## BEGIN Data provided

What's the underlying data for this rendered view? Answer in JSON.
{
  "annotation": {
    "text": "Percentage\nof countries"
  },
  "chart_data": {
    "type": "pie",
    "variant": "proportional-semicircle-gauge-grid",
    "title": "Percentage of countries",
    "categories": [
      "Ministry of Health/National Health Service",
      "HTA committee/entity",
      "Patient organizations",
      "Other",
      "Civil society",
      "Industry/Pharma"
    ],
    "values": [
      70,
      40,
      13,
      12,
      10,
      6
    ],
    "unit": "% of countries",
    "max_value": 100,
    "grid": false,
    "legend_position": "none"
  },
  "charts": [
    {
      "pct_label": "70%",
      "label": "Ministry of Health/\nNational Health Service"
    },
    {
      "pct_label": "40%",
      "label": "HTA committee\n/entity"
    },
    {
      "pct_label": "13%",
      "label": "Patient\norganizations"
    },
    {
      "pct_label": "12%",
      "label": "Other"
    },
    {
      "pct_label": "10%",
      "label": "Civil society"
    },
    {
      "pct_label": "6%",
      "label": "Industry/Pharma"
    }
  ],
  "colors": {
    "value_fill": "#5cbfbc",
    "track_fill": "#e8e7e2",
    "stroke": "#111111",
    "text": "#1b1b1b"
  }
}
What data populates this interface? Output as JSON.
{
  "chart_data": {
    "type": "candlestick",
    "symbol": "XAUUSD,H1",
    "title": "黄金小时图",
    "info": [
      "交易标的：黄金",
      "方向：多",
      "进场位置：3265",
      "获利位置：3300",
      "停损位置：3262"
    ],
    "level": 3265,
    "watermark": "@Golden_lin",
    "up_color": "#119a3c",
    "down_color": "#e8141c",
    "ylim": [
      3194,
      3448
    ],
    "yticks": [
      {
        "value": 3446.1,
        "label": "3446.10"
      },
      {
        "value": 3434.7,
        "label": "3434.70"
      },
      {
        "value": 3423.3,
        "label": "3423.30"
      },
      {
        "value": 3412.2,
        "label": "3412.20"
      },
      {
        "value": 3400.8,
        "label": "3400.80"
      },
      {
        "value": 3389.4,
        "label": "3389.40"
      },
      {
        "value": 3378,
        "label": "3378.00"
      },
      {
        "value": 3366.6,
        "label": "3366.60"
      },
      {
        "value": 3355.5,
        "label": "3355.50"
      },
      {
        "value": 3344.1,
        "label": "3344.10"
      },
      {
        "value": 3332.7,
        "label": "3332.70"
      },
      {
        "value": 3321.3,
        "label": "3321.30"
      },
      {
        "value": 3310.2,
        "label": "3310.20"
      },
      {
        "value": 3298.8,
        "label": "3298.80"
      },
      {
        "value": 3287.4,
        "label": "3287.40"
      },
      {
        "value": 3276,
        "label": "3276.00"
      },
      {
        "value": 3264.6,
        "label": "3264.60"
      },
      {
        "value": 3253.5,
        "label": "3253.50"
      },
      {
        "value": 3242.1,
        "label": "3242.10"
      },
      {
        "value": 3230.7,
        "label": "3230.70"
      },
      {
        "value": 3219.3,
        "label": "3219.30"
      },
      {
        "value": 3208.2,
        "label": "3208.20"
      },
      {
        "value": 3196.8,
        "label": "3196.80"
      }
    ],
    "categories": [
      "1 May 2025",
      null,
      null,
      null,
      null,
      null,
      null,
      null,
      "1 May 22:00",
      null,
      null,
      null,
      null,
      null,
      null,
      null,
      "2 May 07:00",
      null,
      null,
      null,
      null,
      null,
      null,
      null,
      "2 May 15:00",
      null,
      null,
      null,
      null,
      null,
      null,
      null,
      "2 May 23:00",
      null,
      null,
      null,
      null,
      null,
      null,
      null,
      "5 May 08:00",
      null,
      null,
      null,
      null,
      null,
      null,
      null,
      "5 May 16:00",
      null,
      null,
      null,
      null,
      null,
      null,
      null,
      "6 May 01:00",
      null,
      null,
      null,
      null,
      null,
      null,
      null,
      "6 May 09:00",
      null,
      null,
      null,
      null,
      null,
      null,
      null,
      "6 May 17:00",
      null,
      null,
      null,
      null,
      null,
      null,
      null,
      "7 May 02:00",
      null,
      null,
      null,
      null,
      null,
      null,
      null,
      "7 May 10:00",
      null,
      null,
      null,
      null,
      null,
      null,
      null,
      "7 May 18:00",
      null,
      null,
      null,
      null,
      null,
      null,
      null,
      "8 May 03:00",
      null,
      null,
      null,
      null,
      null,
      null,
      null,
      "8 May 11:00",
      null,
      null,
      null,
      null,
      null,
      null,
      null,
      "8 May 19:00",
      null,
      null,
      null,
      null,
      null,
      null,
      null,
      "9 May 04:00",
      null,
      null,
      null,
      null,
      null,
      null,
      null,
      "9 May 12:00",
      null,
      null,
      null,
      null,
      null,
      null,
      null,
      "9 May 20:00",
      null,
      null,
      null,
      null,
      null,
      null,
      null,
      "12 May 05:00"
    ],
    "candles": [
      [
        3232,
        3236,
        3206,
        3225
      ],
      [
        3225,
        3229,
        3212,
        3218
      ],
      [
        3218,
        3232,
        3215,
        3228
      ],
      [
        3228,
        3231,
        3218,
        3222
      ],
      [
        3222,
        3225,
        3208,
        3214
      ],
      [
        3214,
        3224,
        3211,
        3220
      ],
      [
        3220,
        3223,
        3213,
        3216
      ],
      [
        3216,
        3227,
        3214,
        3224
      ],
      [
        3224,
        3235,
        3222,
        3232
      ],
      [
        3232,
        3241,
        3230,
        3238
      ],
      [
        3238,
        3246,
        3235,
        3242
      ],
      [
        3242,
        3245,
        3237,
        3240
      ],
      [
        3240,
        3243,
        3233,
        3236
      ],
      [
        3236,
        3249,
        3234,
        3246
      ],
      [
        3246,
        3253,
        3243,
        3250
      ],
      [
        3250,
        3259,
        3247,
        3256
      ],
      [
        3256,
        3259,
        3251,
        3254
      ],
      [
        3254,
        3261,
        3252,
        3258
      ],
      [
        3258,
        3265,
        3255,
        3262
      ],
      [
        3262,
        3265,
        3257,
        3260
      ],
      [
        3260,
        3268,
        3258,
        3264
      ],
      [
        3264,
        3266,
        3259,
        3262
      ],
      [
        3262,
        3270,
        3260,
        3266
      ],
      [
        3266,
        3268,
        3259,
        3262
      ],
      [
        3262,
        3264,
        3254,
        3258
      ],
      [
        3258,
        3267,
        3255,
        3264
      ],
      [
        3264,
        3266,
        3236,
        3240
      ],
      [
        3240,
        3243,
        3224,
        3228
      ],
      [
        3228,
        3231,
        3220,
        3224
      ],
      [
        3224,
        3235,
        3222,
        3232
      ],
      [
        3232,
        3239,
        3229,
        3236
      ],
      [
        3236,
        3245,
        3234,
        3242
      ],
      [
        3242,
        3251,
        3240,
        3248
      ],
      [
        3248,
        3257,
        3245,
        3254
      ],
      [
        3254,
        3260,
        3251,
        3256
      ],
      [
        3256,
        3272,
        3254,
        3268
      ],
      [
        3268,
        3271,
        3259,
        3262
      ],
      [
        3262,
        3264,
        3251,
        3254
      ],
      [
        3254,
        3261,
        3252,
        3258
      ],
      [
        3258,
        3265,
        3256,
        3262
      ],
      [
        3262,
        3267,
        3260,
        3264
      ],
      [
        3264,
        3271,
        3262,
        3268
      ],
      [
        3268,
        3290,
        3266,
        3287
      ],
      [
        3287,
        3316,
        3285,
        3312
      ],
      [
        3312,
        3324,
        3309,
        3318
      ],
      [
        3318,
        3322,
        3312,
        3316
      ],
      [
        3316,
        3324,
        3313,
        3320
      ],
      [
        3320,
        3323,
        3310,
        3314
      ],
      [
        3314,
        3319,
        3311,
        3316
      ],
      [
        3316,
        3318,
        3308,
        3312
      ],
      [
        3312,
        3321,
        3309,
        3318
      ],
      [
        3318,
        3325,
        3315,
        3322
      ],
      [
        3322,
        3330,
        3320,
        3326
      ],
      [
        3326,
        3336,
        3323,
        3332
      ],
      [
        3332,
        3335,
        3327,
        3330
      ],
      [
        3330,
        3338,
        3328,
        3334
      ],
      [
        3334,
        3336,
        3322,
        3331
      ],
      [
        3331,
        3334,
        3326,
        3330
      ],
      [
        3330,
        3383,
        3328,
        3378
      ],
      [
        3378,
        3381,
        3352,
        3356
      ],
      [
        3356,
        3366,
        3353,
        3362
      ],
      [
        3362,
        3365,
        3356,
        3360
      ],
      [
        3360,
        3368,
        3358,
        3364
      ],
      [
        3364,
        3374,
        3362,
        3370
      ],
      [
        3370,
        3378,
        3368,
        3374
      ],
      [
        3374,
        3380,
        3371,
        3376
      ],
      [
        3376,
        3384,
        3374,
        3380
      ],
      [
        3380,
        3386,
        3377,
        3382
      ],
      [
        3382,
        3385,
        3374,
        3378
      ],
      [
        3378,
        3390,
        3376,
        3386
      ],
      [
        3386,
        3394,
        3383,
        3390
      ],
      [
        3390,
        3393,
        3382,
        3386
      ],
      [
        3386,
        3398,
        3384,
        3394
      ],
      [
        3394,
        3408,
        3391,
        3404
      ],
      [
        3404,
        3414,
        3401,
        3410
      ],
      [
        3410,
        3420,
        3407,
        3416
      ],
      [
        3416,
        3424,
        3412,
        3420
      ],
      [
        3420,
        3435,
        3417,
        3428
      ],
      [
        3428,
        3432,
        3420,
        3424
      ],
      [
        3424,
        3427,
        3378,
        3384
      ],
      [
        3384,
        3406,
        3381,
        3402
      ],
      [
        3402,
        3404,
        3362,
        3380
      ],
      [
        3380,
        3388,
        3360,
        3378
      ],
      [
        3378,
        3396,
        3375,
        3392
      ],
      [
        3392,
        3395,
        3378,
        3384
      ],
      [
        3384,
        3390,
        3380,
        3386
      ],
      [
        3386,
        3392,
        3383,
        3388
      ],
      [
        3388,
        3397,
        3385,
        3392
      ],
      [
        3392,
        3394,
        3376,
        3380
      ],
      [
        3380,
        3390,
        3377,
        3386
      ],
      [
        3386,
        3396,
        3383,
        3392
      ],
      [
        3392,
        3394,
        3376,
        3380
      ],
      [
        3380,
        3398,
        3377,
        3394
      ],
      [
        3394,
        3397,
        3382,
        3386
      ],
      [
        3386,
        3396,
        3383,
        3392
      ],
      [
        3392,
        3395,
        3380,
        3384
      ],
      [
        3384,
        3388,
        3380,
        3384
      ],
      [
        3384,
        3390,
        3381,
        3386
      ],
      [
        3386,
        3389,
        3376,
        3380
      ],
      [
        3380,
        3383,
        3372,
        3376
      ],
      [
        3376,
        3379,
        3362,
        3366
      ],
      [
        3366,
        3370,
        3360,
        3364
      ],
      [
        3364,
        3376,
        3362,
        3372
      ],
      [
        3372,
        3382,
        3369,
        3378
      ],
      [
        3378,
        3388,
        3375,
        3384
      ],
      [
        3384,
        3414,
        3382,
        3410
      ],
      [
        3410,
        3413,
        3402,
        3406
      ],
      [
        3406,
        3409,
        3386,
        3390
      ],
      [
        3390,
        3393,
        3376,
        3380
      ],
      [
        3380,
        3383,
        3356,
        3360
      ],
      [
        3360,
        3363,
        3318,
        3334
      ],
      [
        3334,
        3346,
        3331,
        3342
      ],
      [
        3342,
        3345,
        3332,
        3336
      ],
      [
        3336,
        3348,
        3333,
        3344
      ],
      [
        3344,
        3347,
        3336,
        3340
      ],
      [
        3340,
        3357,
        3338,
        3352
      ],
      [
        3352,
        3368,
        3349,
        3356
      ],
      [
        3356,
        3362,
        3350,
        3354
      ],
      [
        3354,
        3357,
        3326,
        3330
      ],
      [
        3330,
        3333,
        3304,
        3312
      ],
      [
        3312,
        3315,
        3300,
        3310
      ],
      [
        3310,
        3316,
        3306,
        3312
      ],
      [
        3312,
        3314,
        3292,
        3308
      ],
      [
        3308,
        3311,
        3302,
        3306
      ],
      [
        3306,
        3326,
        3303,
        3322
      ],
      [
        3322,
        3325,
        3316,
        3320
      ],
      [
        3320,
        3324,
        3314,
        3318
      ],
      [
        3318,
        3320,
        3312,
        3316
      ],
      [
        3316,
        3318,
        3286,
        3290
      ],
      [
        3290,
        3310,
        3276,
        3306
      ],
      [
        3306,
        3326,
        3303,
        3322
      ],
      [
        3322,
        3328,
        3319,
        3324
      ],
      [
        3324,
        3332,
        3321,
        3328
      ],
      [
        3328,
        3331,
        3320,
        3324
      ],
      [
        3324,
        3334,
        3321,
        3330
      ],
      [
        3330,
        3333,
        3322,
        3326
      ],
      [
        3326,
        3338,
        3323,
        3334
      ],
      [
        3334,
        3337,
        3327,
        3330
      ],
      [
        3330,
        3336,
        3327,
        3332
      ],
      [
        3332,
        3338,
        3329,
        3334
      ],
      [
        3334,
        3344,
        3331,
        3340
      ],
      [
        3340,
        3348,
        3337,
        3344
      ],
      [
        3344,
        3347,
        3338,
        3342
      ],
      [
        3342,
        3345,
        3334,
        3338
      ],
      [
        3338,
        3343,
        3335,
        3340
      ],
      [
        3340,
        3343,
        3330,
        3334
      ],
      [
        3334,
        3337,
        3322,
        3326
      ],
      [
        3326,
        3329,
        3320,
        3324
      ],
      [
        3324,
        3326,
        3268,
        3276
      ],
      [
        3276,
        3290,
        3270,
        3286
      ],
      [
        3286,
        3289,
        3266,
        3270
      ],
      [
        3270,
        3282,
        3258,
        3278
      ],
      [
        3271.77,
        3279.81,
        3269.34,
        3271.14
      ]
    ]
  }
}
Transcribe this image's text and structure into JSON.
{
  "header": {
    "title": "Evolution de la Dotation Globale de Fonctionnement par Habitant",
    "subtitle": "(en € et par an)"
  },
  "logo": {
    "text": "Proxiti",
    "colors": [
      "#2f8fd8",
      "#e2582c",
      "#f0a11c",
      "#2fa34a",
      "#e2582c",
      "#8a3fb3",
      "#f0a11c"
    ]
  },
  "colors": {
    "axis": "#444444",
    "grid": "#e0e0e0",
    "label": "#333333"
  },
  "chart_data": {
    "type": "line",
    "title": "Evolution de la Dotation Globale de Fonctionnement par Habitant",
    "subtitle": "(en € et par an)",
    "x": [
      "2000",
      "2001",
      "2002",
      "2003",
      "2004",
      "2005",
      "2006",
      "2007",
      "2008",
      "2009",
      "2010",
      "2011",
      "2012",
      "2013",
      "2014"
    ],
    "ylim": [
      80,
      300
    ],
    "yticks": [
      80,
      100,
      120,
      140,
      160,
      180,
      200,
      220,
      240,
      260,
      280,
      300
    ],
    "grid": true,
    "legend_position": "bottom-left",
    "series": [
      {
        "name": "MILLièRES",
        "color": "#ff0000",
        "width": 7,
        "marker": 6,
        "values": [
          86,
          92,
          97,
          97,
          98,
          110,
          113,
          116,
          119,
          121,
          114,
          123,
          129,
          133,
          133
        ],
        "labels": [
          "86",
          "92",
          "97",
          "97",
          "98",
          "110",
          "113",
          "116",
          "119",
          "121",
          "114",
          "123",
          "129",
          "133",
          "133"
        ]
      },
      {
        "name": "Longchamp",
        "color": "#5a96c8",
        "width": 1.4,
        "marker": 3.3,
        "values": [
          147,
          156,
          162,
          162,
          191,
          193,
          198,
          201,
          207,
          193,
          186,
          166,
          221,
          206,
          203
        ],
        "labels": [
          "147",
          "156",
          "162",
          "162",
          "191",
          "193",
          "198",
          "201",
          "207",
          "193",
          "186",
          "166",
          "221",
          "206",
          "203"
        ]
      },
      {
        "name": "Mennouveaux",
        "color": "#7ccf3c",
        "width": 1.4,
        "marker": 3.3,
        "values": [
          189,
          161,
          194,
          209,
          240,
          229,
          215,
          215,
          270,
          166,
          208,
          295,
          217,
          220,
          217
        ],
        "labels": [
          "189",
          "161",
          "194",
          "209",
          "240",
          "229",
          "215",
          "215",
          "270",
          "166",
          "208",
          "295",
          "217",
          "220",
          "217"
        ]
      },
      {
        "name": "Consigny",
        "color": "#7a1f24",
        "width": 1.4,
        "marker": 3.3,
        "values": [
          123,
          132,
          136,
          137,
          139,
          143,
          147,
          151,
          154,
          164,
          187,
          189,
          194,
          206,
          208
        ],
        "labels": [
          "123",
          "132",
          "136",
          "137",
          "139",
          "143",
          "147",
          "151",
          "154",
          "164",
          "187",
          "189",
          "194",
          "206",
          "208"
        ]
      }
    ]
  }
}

## END Data provided

**Objective**
All lines that include "Ministry" are to be gathered and copied.

**Response to the task**
      "Ministry of Health/National Health Service",
      "label": "Ministry of Health/\nNational Health Service"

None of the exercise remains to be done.